> REQUIRED WORK
Omit all pictures. Copy the rest of the material exactly.

-.-.-

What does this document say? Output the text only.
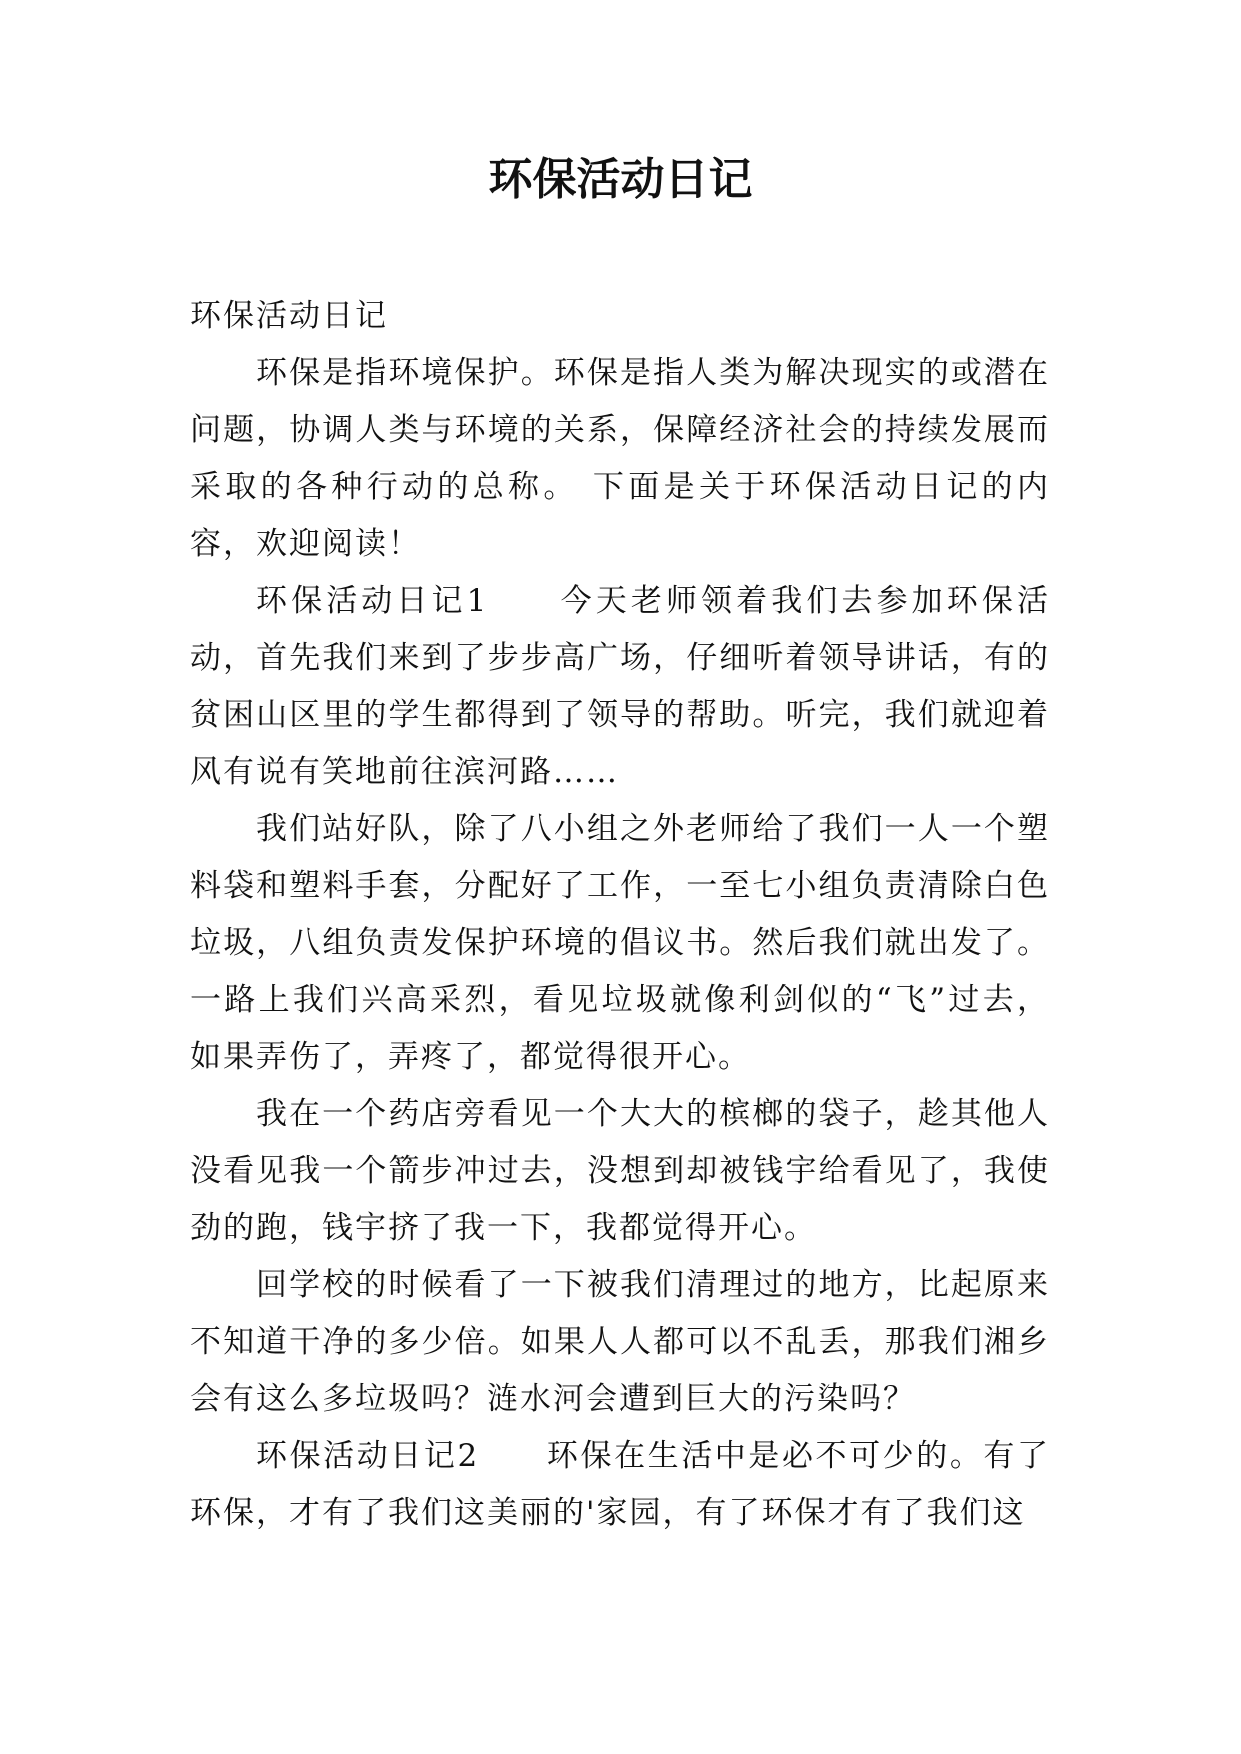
环保活动日记

环保活动日记

环保是指环境保护。环保是指人类为解决现实的或潜在问题，协调人类与环境的关系，保障经济社会的持续发展而采取的各种行动的总称。 下面是关于环保活动日记的内容，欢迎阅读！

环保活动日记1　　今天老师领着我们去参加环保活动，首先我们来到了步步高广场，仔细听着领导讲话，有的贫困山区里的学生都得到了领导的帮助。听完，我们就迎着风有说有笑地前往滨河路……

我们站好队，除了八小组之外老师给了我们一人一个塑料袋和塑料手套，分配好了工作，一至七小组负责清除白色垃圾，八组负责发保护环境的倡议书。然后我们就出发了。一路上我们兴高采烈，看见垃圾就像利剑似的“飞”过去，如果弄伤了，弄疼了，都觉得很开心。

我在一个药店旁看见一个大大的槟榔的袋子，趁其他人没看见我一个箭步冲过去，没想到却被钱宇给看见了，我使劲的跑，钱宇挤了我一下，我都觉得开心。

回学校的时候看了一下被我们清理过的地方，比起原来不知道干净的多少倍。如果人人都可以不乱丢，那我们湘乡会有这么多垃圾吗？涟水河会遭到巨大的污染吗？

环保活动日记2　　环保在生活中是必不可少的。有了环保，才有了我们这美丽的'家园，有了环保才有了我们这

-.-.-

> SOLUTION FOR THIS EXERCISE
What does this document say? Output the text only.
环保活动日记

环保活动日记

环保是指环境保护。环保是指人类为解决现实的或潜在问题，协调人类与环境的关系，保障经济社会的持续发展而采取的各种行动的总称。 下面是关于环保活动日记的内容，欢迎阅读！

环保活动日记1　　今天老师领着我们去参加环保活动，首先我们来到了步步高广场，仔细听着领导讲话，有的贫困山区里的学生都得到了领导的帮助。听完，我们就迎着风有说有笑地前往滨河路……

我们站好队，除了八小组之外老师给了我们一人一个塑料袋和塑料手套，分配好了工作，一至七小组负责清除白色垃圾，八组负责发保护环境的倡议书。然后我们就出发了。一路上我们兴高采烈，看见垃圾就像利剑似的“飞”过去，如果弄伤了，弄疼了，都觉得很开心。

我在一个药店旁看见一个大大的槟榔的袋子，趁其他人没看见我一个箭步冲过去，没想到却被钱宇给看见了，我使劲的跑，钱宇挤了我一下，我都觉得开心。

回学校的时候看了一下被我们清理过的地方，比起原来不知道干净的多少倍。如果人人都可以不乱丢，那我们湘乡会有这么多垃圾吗？涟水河会遭到巨大的污染吗？

环保活动日记2　　环保在生活中是必不可少的。有了环保，才有了我们这美丽的'家园，有了环保才有了我们这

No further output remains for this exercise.